● Provided passage:
## START
EX-99.77D POLICIES 4 imc77d.htm

SUB-ITEM 77(d)

MORGAN STANLEY INSURED MUNICIPAL BOND TRUST


As previously stated in the Joint Proxy Statement dated October 1, 2008, which
was distributed in connection with the November 14, 2008 Special Shareholder
Meeting, the Trust may invest in options, futures, variable rate obligations and
when-issued or delayed delivery securities as noted below.

         Options and Futures. The Trust may invest in options and futures. The
Trust may use options and futures to protect against a decline in the Trust's
securities or an increase in prices of securities that may be purchased. If the
Trust invests in options and/or futures, its participation in these markets
would subject the Trust's portfolio to certain risks. If the Investment
Adviser's predictions of movements in the direction of the markets are
inaccurate, the adverse consequences to the Trust (e.g., a reduction in the
Trust's net asset value or a reduction in the amount of income available for
distribution) may leave the Trust in a worse position than if these strategies
were not used. Other risks inherent in the use of options and futures include,
for example, the possible imperfect correlation between the price of options and
futures contracts and movements in the prices of the securities being hedged and
the possible absence of a liquid secondary market for any particular instrument.
Certain options may be over-the-counter options which are options negotiated
with dealers; there is no secondary market for these investments and they may be
difficult to value.

         Variable Rate Obligations. The Trust may invest in Municipal
Obligations of the type called variable rate obligations. The interest rate
payable on a variable rate obligation is adjusted at predesignated periodic
intervals. Other features may include the right whereby the Trust may demand
prepayment of the principal amount of the obligation prior to its stated
maturity (a "demand feature") and the right of the issuer to prepay the
principal amount prior to maturity. The principal benefit of a variable rate
obligation is that the interest rate adjustment minimizes changes in the market
value of the obligation. As a result, the purchase of variable rate obligations
should enhance the ability of the Trust to maintain a stable net asset value per
share and to sell obligations prior to maturity at a price that is approximately
the full principal amount of the obligations. The principal benefit to the Trust
of purchasing obligations with a demand feature is that liquidity, and the
ability of the Trust to obtain repayment of the full principal amount of an
obligation prior to maturity, is enhanced. The payment of principal and interest
by issuers of certain obligations purchased by the Trust may be guaranteed by
letters of credit or other credit facilities offered by banks or other financial
institutions. Such guarantees will be considered in determining whether an
obligation meets the Trust's investment quality requirements.
## END
● Job 1:
From the municipal bond trust disclosure, output the passage from "As previously stated" to "as noted below.".
● Job 2:
Answer these questions from the municipal bond trust disclosure:
(a) What is the date of the Joint Proxy Statement?
(b) How does the disclosure define over-the-counter options?
(c) What right is called a "demand feature"?
The items that come after the municipal bond trust disclosure have no connection to it.

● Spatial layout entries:
## START
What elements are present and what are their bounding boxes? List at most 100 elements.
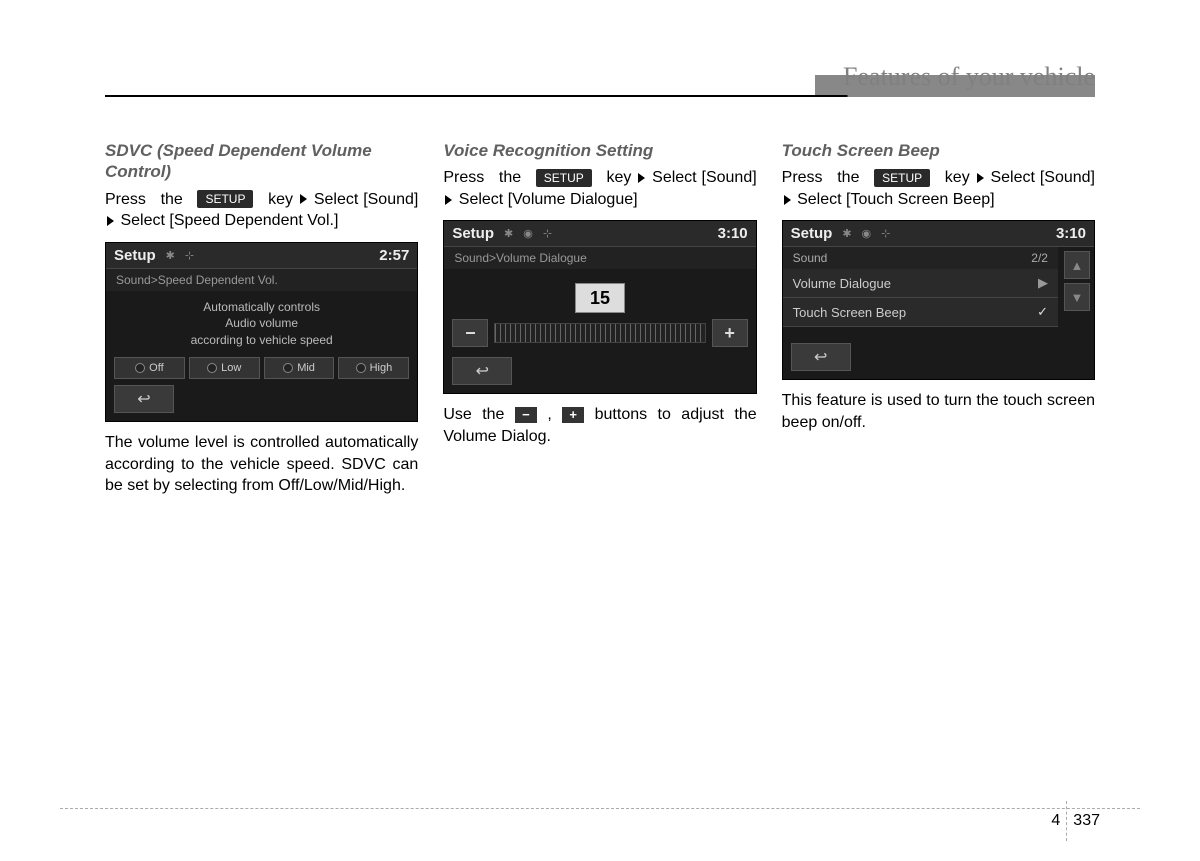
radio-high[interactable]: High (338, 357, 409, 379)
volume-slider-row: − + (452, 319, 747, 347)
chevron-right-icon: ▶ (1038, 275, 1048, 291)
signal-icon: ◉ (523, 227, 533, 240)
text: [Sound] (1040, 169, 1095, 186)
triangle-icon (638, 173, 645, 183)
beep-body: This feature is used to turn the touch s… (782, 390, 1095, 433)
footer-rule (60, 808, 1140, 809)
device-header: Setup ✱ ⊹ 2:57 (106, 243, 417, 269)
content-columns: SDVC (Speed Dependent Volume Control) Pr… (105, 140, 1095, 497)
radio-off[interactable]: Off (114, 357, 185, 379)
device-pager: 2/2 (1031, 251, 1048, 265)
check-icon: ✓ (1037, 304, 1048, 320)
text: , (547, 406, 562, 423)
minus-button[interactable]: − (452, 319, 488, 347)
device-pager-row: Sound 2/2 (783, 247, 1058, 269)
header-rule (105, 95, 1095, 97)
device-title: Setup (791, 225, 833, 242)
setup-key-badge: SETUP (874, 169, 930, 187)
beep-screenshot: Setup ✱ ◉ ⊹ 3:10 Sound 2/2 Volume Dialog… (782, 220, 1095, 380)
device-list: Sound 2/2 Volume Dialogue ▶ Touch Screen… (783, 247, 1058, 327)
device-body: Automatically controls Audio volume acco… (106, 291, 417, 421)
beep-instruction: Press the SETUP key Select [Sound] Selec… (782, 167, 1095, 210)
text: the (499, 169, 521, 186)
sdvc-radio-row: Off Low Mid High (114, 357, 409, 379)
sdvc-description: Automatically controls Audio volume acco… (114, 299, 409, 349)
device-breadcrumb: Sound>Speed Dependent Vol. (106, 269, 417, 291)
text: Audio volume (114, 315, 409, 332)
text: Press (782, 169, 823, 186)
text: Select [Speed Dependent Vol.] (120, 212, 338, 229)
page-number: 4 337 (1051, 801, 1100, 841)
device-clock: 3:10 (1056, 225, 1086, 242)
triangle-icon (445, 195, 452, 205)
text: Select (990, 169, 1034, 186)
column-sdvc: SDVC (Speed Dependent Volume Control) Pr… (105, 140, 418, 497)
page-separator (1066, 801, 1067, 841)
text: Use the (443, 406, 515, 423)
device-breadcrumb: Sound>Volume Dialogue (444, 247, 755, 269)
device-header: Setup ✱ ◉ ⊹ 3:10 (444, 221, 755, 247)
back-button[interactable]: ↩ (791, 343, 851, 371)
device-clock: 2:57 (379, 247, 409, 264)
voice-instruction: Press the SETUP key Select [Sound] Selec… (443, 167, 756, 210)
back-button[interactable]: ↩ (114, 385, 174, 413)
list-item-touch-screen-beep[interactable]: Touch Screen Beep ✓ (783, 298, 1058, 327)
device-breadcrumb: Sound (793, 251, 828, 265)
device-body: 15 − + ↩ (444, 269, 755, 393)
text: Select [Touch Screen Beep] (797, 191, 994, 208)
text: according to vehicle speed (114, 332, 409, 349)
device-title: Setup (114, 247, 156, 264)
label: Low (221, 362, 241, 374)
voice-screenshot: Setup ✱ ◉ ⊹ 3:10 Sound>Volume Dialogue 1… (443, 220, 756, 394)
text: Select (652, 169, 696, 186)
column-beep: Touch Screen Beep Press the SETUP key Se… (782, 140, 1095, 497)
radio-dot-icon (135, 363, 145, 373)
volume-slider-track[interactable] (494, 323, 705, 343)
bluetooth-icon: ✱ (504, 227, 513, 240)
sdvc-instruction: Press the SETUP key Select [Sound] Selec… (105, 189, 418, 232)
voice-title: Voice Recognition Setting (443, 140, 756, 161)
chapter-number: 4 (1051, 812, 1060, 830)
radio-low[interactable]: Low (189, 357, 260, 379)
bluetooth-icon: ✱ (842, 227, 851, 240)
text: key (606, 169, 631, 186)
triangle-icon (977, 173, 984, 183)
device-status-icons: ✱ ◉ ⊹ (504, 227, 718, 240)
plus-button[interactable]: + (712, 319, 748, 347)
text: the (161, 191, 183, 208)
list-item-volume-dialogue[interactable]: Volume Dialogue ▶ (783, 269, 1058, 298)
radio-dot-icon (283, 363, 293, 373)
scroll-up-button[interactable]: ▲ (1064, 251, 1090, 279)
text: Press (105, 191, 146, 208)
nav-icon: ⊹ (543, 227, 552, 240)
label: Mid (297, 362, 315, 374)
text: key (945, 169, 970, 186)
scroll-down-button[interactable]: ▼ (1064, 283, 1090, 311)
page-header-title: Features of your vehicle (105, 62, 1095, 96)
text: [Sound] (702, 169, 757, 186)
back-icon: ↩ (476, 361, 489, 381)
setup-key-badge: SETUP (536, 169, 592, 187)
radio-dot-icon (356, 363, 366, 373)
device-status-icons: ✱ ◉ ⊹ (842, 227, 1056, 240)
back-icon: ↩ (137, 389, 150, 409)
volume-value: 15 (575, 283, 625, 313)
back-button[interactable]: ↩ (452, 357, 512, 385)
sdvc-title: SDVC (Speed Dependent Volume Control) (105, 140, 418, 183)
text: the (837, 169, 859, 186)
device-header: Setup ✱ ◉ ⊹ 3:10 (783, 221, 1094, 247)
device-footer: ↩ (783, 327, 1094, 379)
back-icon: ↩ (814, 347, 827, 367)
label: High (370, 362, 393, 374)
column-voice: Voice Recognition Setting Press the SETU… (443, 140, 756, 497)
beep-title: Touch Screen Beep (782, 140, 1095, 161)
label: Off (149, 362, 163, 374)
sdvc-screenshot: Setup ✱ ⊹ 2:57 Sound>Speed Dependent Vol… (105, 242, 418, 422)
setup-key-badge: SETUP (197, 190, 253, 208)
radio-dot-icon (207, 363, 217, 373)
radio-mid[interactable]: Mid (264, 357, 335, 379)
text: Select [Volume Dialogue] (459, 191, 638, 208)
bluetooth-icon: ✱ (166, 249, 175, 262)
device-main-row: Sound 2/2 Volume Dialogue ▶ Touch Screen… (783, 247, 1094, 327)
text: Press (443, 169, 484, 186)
## END
● Written reply 1:
As previously stated in the Joint Proxy Statement dated October 1, 2008, which
was distributed in connection with the November 14, 2008 Special Shareholder
Meeting, the Trust may invest in options, futures, variable rate obligations and
when-issued or delayed delivery securities as noted below.

● Written reply 2:
(a) October 1, 2008.
(b) They are options negotiated with dealers.
(c) The right whereby the Trust may demand prepayment of the principal amount of the obligation prior to its stated maturity.